• **EXERCISE PROMPT**:
Without including any images, repeat the data exactly.

Figure dataset records
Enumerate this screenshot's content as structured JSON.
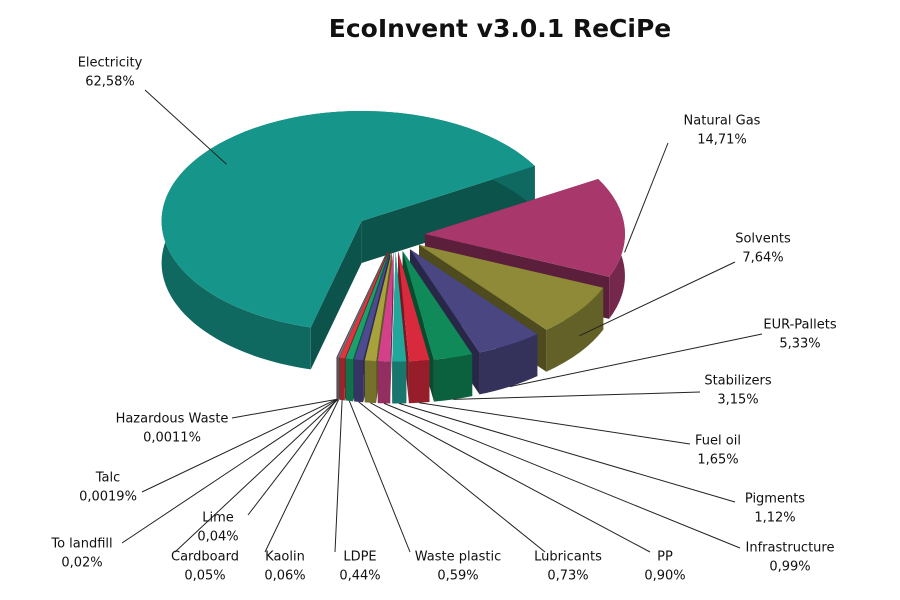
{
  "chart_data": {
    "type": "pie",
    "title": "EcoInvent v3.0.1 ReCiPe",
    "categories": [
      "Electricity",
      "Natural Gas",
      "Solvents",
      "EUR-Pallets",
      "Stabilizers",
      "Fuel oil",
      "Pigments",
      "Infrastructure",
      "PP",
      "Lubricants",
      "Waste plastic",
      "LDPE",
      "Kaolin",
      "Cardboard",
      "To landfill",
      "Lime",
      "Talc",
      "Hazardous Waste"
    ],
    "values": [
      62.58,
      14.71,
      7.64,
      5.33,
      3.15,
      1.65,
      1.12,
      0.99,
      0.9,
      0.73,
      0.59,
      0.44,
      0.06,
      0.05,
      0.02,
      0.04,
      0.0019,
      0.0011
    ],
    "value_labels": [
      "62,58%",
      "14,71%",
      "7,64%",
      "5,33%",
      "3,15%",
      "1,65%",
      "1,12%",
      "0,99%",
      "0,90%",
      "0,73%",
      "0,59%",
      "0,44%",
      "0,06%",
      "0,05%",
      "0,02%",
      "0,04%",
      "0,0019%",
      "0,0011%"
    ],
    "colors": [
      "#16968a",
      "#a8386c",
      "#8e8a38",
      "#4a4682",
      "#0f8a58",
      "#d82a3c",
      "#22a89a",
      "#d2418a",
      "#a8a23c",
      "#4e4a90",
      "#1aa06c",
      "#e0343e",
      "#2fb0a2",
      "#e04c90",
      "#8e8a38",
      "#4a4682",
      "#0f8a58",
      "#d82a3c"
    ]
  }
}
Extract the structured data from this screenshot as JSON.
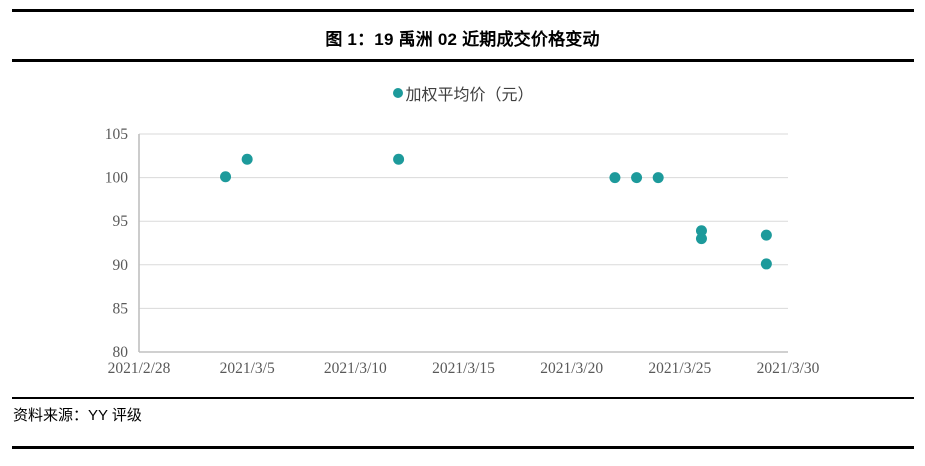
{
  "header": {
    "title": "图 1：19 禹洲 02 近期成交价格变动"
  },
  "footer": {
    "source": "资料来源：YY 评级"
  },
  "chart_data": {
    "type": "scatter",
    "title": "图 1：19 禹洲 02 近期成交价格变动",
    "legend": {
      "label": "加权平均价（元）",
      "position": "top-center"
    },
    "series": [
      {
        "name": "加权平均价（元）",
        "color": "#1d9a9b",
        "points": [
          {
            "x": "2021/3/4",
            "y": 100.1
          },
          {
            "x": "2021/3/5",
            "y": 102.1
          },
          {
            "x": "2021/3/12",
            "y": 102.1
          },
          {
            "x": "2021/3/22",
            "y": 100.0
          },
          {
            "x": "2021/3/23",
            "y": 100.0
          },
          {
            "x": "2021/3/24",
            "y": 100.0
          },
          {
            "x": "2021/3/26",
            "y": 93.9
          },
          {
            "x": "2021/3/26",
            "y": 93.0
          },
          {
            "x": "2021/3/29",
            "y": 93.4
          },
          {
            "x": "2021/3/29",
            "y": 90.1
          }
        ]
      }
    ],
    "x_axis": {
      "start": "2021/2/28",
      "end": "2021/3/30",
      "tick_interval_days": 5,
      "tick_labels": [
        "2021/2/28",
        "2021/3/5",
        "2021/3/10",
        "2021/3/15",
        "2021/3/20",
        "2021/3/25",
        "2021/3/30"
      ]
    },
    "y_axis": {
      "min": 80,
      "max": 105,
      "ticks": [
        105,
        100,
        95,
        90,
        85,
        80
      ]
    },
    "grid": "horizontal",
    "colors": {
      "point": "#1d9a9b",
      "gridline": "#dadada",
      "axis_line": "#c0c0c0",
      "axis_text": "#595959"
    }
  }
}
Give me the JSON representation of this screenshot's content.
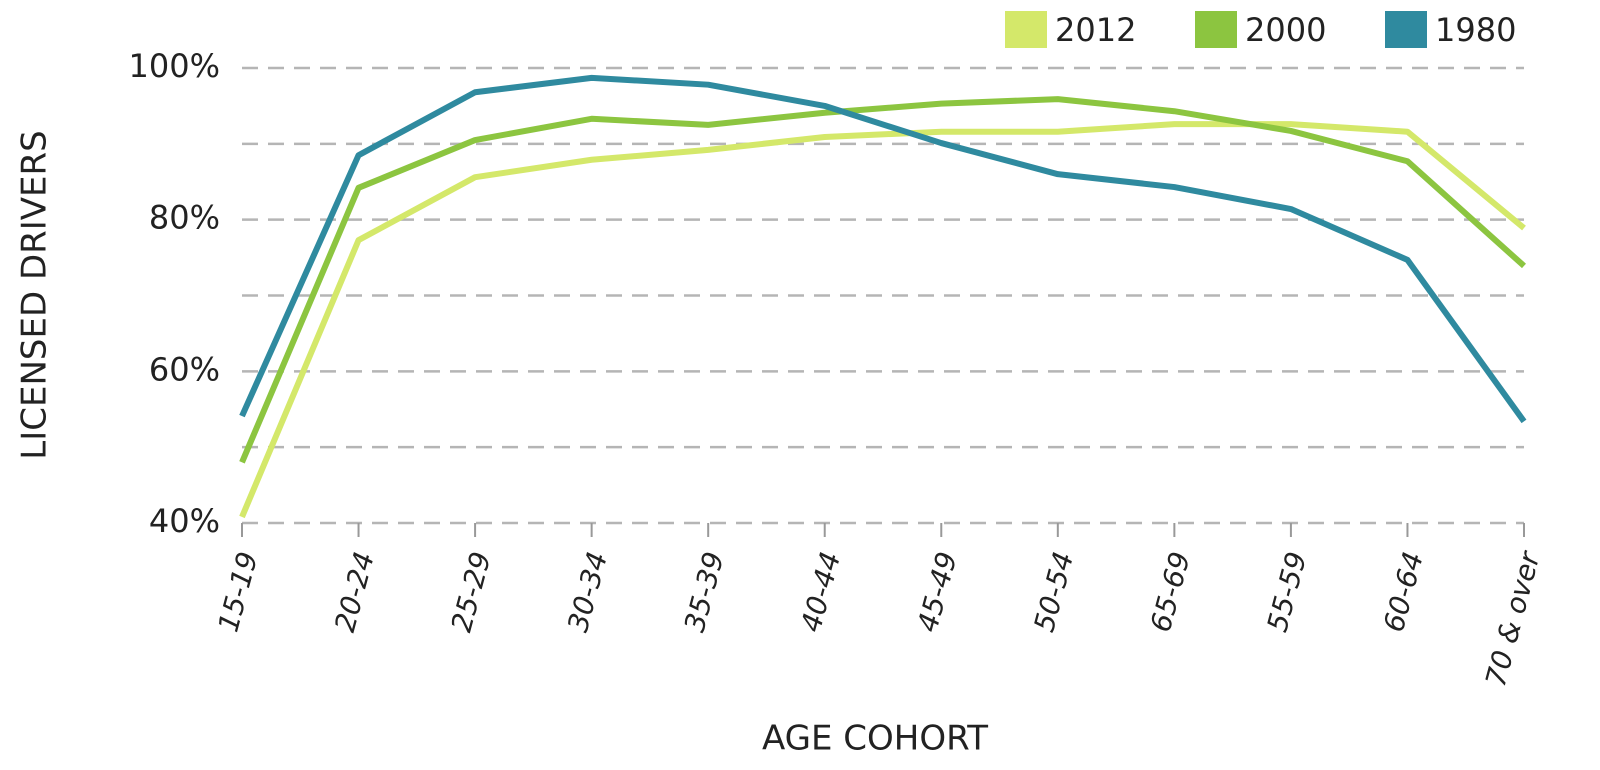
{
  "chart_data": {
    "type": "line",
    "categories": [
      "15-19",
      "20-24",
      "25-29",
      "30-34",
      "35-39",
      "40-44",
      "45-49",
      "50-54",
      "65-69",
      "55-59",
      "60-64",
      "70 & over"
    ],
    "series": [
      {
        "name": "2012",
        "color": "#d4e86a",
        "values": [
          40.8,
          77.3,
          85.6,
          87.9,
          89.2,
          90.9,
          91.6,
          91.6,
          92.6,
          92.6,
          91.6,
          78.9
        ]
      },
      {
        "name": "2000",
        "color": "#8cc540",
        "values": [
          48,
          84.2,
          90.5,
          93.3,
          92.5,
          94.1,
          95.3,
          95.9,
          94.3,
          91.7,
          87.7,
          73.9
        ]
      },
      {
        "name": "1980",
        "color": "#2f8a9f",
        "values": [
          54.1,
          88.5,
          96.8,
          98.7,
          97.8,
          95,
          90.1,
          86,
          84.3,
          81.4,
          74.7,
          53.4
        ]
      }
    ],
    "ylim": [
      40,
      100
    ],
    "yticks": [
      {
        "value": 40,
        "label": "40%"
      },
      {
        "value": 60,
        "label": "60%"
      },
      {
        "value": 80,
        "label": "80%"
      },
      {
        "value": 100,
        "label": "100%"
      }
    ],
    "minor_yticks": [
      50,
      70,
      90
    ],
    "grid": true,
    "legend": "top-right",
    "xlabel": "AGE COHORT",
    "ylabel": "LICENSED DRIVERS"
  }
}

• **ANSWER FOR THE TASK**:
Enumerate this screenshot's content as structured JSON.
{
  "chart_data": {
    "type": "pie",
    "title": "EcoInvent v3.0.1 ReCiPe",
    "categories": [
      "Electricity",
      "Natural Gas",
      "Solvents",
      "EUR-Pallets",
      "Stabilizers",
      "Fuel oil",
      "Pigments",
      "Infrastructure",
      "PP",
      "Lubricants",
      "Waste plastic",
      "LDPE",
      "Kaolin",
      "Cardboard",
      "To landfill",
      "Lime",
      "Talc",
      "Hazardous Waste"
    ],
    "values": [
      62.58,
      14.71,
      7.64,
      5.33,
      3.15,
      1.65,
      1.12,
      0.99,
      0.9,
      0.73,
      0.59,
      0.44,
      0.06,
      0.05,
      0.02,
      0.04,
      0.0019,
      0.0011
    ],
    "value_labels": [
      "62,58%",
      "14,71%",
      "7,64%",
      "5,33%",
      "3,15%",
      "1,65%",
      "1,12%",
      "0,99%",
      "0,90%",
      "0,73%",
      "0,59%",
      "0,44%",
      "0,06%",
      "0,05%",
      "0,02%",
      "0,04%",
      "0,0019%",
      "0,0011%"
    ],
    "colors": [
      "#16968a",
      "#a8386c",
      "#8e8a38",
      "#4a4682",
      "#0f8a58",
      "#d82a3c",
      "#22a89a",
      "#d2418a",
      "#a8a23c",
      "#4e4a90",
      "#1aa06c",
      "#e0343e",
      "#2fb0a2",
      "#e04c90",
      "#8e8a38",
      "#4a4682",
      "#0f8a58",
      "#d82a3c"
    ]
  }
}
Extract the structured data from this screenshot as JSON.
{
  "header": {
    "title": "图 1：19 禹洲 02 近期成交价格变动"
  },
  "footer": {
    "source": "资料来源：YY 评级"
  },
  "chart_data": {
    "type": "scatter",
    "title": "图 1：19 禹洲 02 近期成交价格变动",
    "legend": {
      "label": "加权平均价（元）",
      "position": "top-center"
    },
    "series": [
      {
        "name": "加权平均价（元）",
        "color": "#1d9a9b",
        "points": [
          {
            "x": "2021/3/4",
            "y": 100.1
          },
          {
            "x": "2021/3/5",
            "y": 102.1
          },
          {
            "x": "2021/3/12",
            "y": 102.1
          },
          {
            "x": "2021/3/22",
            "y": 100.0
          },
          {
            "x": "2021/3/23",
            "y": 100.0
          },
          {
            "x": "2021/3/24",
            "y": 100.0
          },
          {
            "x": "2021/3/26",
            "y": 93.9
          },
          {
            "x": "2021/3/26",
            "y": 93.0
          },
          {
            "x": "2021/3/29",
            "y": 93.4
          },
          {
            "x": "2021/3/29",
            "y": 90.1
          }
        ]
      }
    ],
    "x_axis": {
      "start": "2021/2/28",
      "end": "2021/3/30",
      "tick_interval_days": 5,
      "tick_labels": [
        "2021/2/28",
        "2021/3/5",
        "2021/3/10",
        "2021/3/15",
        "2021/3/20",
        "2021/3/25",
        "2021/3/30"
      ]
    },
    "y_axis": {
      "min": 80,
      "max": 105,
      "ticks": [
        105,
        100,
        95,
        90,
        85,
        80
      ]
    },
    "grid": "horizontal",
    "colors": {
      "point": "#1d9a9b",
      "gridline": "#dadada",
      "axis_line": "#c0c0c0",
      "axis_text": "#595959"
    }
  }
}
Give me the JSON representation of this screenshot's content.
{
  "chart_data": {
    "type": "line",
    "categories": [
      "15-19",
      "20-24",
      "25-29",
      "30-34",
      "35-39",
      "40-44",
      "45-49",
      "50-54",
      "65-69",
      "55-59",
      "60-64",
      "70 & over"
    ],
    "series": [
      {
        "name": "2012",
        "color": "#d4e86a",
        "values": [
          40.8,
          77.3,
          85.6,
          87.9,
          89.2,
          90.9,
          91.6,
          91.6,
          92.6,
          92.6,
          91.6,
          78.9
        ]
      },
      {
        "name": "2000",
        "color": "#8cc540",
        "values": [
          48,
          84.2,
          90.5,
          93.3,
          92.5,
          94.1,
          95.3,
          95.9,
          94.3,
          91.7,
          87.7,
          73.9
        ]
      },
      {
        "name": "1980",
        "color": "#2f8a9f",
        "values": [
          54.1,
          88.5,
          96.8,
          98.7,
          97.8,
          95,
          90.1,
          86,
          84.3,
          81.4,
          74.7,
          53.4
        ]
      }
    ],
    "ylim": [
      40,
      100
    ],
    "yticks": [
      {
        "value": 40,
        "label": "40%"
      },
      {
        "value": 60,
        "label": "60%"
      },
      {
        "value": 80,
        "label": "80%"
      },
      {
        "value": 100,
        "label": "100%"
      }
    ],
    "minor_yticks": [
      50,
      70,
      90
    ],
    "grid": true,
    "legend": "top-right",
    "xlabel": "AGE COHORT",
    "ylabel": "LICENSED DRIVERS"
  }
}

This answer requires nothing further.